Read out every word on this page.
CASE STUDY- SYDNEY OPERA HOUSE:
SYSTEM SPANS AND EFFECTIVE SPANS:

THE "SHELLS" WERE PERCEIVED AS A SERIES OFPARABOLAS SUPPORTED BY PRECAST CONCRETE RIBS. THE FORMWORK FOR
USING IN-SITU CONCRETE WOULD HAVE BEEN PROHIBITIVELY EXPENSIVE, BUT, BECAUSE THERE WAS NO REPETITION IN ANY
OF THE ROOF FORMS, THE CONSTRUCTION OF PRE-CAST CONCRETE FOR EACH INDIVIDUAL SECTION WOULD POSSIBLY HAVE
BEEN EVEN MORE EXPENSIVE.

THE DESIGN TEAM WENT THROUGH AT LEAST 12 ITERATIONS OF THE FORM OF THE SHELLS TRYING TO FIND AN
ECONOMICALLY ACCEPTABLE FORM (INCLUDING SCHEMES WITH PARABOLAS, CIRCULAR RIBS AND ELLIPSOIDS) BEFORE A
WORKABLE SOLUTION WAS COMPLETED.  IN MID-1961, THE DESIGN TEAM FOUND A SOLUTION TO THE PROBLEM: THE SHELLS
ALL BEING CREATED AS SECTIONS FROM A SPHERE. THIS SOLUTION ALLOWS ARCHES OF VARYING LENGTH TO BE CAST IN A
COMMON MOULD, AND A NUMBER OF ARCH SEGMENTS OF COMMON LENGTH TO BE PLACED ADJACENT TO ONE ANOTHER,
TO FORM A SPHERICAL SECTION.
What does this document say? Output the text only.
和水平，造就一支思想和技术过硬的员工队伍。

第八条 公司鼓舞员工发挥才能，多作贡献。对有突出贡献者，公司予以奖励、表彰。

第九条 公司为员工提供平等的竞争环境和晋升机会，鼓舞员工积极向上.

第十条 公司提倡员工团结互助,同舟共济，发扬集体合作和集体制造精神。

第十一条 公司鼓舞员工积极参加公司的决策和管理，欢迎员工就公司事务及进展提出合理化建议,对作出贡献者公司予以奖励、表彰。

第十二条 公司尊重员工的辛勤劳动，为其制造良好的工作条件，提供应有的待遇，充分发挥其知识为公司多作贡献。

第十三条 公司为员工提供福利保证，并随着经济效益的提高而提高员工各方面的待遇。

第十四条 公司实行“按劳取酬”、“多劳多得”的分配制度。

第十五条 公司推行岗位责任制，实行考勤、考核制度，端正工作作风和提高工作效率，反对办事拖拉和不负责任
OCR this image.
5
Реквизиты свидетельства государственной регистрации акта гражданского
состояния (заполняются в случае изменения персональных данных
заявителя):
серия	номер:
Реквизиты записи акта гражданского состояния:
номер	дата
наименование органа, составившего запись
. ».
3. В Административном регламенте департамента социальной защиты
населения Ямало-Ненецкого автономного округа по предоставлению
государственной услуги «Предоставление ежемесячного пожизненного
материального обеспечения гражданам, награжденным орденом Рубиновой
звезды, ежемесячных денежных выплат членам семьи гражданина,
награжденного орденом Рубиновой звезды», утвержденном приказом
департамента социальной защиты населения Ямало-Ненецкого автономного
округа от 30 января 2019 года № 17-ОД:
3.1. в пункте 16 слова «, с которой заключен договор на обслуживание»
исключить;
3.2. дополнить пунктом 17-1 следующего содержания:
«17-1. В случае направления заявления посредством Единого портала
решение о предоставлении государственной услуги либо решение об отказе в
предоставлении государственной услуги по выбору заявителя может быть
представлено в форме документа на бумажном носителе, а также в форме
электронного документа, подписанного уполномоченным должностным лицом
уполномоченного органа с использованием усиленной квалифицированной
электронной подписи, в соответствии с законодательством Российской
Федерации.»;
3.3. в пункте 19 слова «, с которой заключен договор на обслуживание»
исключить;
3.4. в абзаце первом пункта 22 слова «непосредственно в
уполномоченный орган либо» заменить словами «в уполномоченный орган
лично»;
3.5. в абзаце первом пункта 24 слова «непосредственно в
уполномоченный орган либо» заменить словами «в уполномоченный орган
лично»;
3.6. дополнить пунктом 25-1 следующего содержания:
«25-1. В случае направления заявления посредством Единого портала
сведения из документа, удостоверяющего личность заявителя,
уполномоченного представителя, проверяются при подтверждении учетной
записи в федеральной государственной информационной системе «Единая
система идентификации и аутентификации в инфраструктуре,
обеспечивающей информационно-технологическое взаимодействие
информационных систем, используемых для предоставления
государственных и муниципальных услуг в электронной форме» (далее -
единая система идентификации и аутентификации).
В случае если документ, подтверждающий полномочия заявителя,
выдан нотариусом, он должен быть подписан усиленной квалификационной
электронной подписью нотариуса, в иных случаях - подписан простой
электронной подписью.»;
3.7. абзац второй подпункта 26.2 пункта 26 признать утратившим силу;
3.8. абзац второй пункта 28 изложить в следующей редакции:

____________

• **What the task asks**:
Output all of the data again. Match it exactly.

• **Written answer**:
Read out every word on this page.
CASE STUDY- SYDNEY OPERA HOUSE:
SYSTEM SPANS AND EFFECTIVE SPANS:

THE "SHELLS" WERE PERCEIVED AS A SERIES OFPARABOLAS SUPPORTED BY PRECAST CONCRETE RIBS. THE FORMWORK FOR
USING IN-SITU CONCRETE WOULD HAVE BEEN PROHIBITIVELY EXPENSIVE, BUT, BECAUSE THERE WAS NO REPETITION IN ANY
OF THE ROOF FORMS, THE CONSTRUCTION OF PRE-CAST CONCRETE FOR EACH INDIVIDUAL SECTION WOULD POSSIBLY HAVE
BEEN EVEN MORE EXPENSIVE.

THE DESIGN TEAM WENT THROUGH AT LEAST 12 ITERATIONS OF THE FORM OF THE SHELLS TRYING TO FIND AN
ECONOMICALLY ACCEPTABLE FORM (INCLUDING SCHEMES WITH PARABOLAS, CIRCULAR RIBS AND ELLIPSOIDS) BEFORE A
WORKABLE SOLUTION WAS COMPLETED.  IN MID-1961, THE DESIGN TEAM FOUND A SOLUTION TO THE PROBLEM: THE SHELLS
ALL BEING CREATED AS SECTIONS FROM A SPHERE. THIS SOLUTION ALLOWS ARCHES OF VARYING LENGTH TO BE CAST IN A
COMMON MOULD, AND A NUMBER OF ARCH SEGMENTS OF COMMON LENGTH TO BE PLACED ADJACENT TO ONE ANOTHER,
TO FORM A SPHERICAL SECTION.
What does this document say? Output the text only.
和水平，造就一支思想和技术过硬的员工队伍。

第八条 公司鼓舞员工发挥才能，多作贡献。对有突出贡献者，公司予以奖励、表彰。

第九条 公司为员工提供平等的竞争环境和晋升机会，鼓舞员工积极向上.

第十条 公司提倡员工团结互助,同舟共济，发扬集体合作和集体制造精神。

第十一条 公司鼓舞员工积极参加公司的决策和管理，欢迎员工就公司事务及进展提出合理化建议,对作出贡献者公司予以奖励、表彰。

第十二条 公司尊重员工的辛勤劳动，为其制造良好的工作条件，提供应有的待遇，充分发挥其知识为公司多作贡献。

第十三条 公司为员工提供福利保证，并随着经济效益的提高而提高员工各方面的待遇。

第十四条 公司实行“按劳取酬”、“多劳多得”的分配制度。

第十五条 公司推行岗位责任制，实行考勤、考核制度，端正工作作风和提高工作效率，反对办事拖拉和不负责任
OCR this image.
5
Реквизиты свидетельства государственной регистрации акта гражданского
состояния (заполняются в случае изменения персональных данных
заявителя):
серия	номер:
Реквизиты записи акта гражданского состояния:
номер	дата
наименование органа, составившего запись
. ».
3. В Административном регламенте департамента социальной защиты
населения Ямало-Ненецкого автономного округа по предоставлению
государственной услуги «Предоставление ежемесячного пожизненного
материального обеспечения гражданам, награжденным орденом Рубиновой
звезды, ежемесячных денежных выплат членам семьи гражданина,
награжденного орденом Рубиновой звезды», утвержденном приказом
департамента социальной защиты населения Ямало-Ненецкого автономного
округа от 30 января 2019 года № 17-ОД:
3.1. в пункте 16 слова «, с которой заключен договор на обслуживание»
исключить;
3.2. дополнить пунктом 17-1 следующего содержания:
«17-1. В случае направления заявления посредством Единого портала
решение о предоставлении государственной услуги либо решение об отказе в
предоставлении государственной услуги по выбору заявителя может быть
представлено в форме документа на бумажном носителе, а также в форме
электронного документа, подписанного уполномоченным должностным лицом
уполномоченного органа с использованием усиленной квалифицированной
электронной подписи, в соответствии с законодательством Российской
Федерации.»;
3.3. в пункте 19 слова «, с которой заключен договор на обслуживание»
исключить;
3.4. в абзаце первом пункта 22 слова «непосредственно в
уполномоченный орган либо» заменить словами «в уполномоченный орган
лично»;
3.5. в абзаце первом пункта 24 слова «непосредственно в
уполномоченный орган либо» заменить словами «в уполномоченный орган
лично»;
3.6. дополнить пунктом 25-1 следующего содержания:
«25-1. В случае направления заявления посредством Единого портала
сведения из документа, удостоверяющего личность заявителя,
уполномоченного представителя, проверяются при подтверждении учетной
записи в федеральной государственной информационной системе «Единая
система идентификации и аутентификации в инфраструктуре,
обеспечивающей информационно-технологическое взаимодействие
информационных систем, используемых для предоставления
государственных и муниципальных услуг в электронной форме» (далее -
единая система идентификации и аутентификации).
В случае если документ, подтверждающий полномочия заявителя,
выдан нотариусом, он должен быть подписан усиленной квалификационной
электронной подписью нотариуса, в иных случаях - подписан простой
электронной подписью.»;
3.7. абзац второй подпункта 26.2 пункта 26 признать утратившим силу;
3.8. абзац второй пункта 28 изложить в следующей редакции:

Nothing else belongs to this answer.